- STATED EXERCISE 1: Please give again everything in the forum post below about the 1996 Mark VIII, from "I have read" down to "street in a Mark.".
- STATED EXERCISE 2: In the forum post below about the 1996 Mark VIII, do these statements agree with the text? Answer yes or no for each, and quote the deciding words. (a) The car has dual cat back exhaust. (b) The writer wants the car to reach 150 MPH. (c) The writer is considering a Circle D converter.
- STATED EXERCISE 3: According to the forum post below about the 1996 Mark VIII, what rear end gear ratio do most people there call perfect for the street in a Mark?

- PASSAGE PROVIDED:
┄┄┄┄┄┄┄┄┄┄

Yes there are other threads on the subject, but I haven't found one that addresses both at the same time.
I have a 1996 Mark VIII.
It is tuned with Quarterhorse and has dual cat back exhaust which has made a difference up top/on the highway for sure.
Around town though, it is still a stock Mark. :/ I want more of what it does on the highway, kinda scary, for 0-60. I don't need to go 150 MPH.
I have money which I intend to spend on this car.
I have read Many opinions here and elsewhere about what stall converter for the street, and what gears to get.
It is dizzying, and no direct references to Mark VIII's.

On gears, most here say 3.73 for the rear end is perfect for the street in a Mark.
I have also read more than once,
elsewhere, (mustang boards for ex)
that their gear change and tune was disappointing.

On torque converters, I am seriously considering a Circle D converter.
Those are $1k and I don't want to get it wrong with the stall speed, obviously.

┄┄┄┄┄┄┄┄┄┄

- DATASET CONTENT:

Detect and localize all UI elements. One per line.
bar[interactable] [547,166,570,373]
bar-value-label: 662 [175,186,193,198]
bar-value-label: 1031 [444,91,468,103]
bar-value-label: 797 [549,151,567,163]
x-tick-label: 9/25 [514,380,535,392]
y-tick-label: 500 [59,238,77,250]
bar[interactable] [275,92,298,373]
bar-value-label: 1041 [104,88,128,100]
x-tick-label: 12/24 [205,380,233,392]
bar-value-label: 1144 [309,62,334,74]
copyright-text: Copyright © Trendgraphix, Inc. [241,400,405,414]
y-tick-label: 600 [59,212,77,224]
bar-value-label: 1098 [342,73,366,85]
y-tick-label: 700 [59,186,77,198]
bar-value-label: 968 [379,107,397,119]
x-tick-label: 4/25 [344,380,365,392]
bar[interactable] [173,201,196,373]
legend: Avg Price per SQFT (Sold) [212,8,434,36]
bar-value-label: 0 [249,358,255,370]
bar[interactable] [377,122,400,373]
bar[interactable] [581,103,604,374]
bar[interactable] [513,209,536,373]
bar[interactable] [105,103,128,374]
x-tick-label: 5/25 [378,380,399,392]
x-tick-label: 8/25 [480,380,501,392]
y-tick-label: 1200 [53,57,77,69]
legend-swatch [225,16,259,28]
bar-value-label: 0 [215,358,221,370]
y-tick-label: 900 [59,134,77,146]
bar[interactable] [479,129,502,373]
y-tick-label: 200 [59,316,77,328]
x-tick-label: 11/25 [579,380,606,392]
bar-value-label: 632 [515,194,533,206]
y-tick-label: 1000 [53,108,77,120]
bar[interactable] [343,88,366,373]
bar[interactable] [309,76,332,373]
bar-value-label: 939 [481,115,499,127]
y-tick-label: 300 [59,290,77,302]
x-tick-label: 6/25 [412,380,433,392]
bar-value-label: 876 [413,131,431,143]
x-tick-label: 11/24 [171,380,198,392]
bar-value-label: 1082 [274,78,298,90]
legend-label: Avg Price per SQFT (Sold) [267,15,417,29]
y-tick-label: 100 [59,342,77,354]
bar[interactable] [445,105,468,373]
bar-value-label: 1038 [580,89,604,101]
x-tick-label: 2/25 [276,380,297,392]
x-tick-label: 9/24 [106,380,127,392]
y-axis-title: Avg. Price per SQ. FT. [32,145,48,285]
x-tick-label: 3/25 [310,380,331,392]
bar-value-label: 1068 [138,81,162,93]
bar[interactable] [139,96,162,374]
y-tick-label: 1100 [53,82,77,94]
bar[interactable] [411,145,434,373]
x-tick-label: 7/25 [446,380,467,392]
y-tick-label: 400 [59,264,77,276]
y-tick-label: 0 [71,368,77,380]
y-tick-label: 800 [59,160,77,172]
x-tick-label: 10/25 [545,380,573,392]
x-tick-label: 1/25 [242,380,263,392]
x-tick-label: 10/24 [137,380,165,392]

┄┄┄┄┄┄┄┄┄┄

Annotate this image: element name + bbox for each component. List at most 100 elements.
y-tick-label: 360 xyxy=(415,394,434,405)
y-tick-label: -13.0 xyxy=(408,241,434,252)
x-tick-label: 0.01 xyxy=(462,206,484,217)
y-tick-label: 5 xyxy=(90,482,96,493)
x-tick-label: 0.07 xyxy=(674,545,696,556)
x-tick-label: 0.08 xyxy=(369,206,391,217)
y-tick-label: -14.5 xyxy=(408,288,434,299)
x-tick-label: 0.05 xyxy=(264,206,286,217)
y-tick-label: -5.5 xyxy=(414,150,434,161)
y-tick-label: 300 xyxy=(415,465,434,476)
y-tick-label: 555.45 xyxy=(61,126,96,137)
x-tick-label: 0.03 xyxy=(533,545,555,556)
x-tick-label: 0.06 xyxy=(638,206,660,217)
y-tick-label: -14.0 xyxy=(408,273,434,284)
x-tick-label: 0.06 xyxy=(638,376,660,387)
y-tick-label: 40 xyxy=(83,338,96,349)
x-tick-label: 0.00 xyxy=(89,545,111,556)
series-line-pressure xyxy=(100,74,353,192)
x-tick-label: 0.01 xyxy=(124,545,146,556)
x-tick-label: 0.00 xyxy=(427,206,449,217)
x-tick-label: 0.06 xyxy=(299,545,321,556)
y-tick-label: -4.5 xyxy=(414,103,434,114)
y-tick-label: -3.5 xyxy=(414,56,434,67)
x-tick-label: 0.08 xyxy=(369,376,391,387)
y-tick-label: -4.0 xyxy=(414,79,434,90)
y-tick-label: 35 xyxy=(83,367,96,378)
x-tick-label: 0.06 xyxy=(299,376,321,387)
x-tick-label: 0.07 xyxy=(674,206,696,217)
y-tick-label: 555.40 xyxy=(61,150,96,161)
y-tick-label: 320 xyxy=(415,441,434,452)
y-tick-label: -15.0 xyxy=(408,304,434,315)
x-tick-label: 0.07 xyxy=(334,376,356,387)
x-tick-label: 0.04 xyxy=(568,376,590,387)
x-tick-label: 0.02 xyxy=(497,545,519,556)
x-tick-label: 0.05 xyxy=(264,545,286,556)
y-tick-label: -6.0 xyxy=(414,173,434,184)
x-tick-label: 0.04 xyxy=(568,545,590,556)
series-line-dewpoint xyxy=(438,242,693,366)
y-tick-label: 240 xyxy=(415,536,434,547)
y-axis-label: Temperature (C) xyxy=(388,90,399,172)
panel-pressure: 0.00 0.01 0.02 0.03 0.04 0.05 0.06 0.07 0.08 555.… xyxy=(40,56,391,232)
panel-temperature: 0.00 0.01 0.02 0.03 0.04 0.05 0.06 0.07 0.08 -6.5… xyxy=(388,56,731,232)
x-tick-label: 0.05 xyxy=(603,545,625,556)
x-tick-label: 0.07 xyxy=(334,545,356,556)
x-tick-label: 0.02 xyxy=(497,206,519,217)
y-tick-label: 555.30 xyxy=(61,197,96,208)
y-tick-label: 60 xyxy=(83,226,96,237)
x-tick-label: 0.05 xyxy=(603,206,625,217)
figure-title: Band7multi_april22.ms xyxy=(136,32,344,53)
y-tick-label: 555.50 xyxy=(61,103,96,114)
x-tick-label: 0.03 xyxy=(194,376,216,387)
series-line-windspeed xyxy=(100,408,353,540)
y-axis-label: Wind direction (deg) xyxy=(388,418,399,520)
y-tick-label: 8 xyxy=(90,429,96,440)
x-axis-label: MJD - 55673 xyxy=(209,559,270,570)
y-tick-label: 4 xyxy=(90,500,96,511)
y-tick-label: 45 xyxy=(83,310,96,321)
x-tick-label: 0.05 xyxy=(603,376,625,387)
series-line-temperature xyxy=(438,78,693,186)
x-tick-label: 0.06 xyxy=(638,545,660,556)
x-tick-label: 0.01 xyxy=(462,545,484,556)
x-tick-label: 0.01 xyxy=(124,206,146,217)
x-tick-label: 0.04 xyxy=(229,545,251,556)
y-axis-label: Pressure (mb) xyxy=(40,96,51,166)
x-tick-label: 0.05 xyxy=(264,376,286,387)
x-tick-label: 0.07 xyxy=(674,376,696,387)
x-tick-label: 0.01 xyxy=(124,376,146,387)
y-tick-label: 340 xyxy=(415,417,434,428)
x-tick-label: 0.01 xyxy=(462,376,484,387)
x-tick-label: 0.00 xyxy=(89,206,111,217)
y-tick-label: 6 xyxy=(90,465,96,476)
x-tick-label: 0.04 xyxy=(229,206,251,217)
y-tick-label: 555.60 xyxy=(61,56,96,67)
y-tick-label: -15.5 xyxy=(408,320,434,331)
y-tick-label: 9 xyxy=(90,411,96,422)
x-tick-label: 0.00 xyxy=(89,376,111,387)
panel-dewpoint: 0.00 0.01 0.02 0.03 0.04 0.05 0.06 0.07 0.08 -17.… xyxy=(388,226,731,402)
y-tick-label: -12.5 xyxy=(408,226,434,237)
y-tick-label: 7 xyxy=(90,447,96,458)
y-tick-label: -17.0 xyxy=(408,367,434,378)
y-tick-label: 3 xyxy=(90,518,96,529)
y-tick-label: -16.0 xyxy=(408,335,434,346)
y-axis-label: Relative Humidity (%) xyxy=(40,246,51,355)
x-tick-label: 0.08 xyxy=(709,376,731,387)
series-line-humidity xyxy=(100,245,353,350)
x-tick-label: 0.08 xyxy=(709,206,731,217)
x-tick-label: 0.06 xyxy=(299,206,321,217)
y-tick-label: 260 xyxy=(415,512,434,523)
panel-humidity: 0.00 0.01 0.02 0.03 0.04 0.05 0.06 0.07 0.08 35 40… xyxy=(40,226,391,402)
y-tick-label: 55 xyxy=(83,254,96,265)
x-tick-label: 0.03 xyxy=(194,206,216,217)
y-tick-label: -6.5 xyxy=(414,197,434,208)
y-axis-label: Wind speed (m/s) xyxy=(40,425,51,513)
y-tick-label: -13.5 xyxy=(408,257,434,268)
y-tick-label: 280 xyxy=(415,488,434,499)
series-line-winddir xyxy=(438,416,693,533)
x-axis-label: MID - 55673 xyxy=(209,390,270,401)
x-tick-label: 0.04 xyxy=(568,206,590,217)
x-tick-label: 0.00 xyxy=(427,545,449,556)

┄┄┄┄┄┄┄┄┄┄

- CORRECT OUTPUT 1:
I have read Many opinions here and elsewhere about what stall converter for the street, and what gears to get.
It is dizzying, and no direct references to Mark VIII's.

On gears, most here say 3.73 for the rear end is perfect for the street in a Mark.

- CORRECT OUTPUT 2:
(a) Yes: "has dual cat back exhaust"
(b) No: "I don't need to go 150 MPH."
(c) Yes: "I am seriously considering a Circle D converter."

- CORRECT OUTPUT 3: 3.73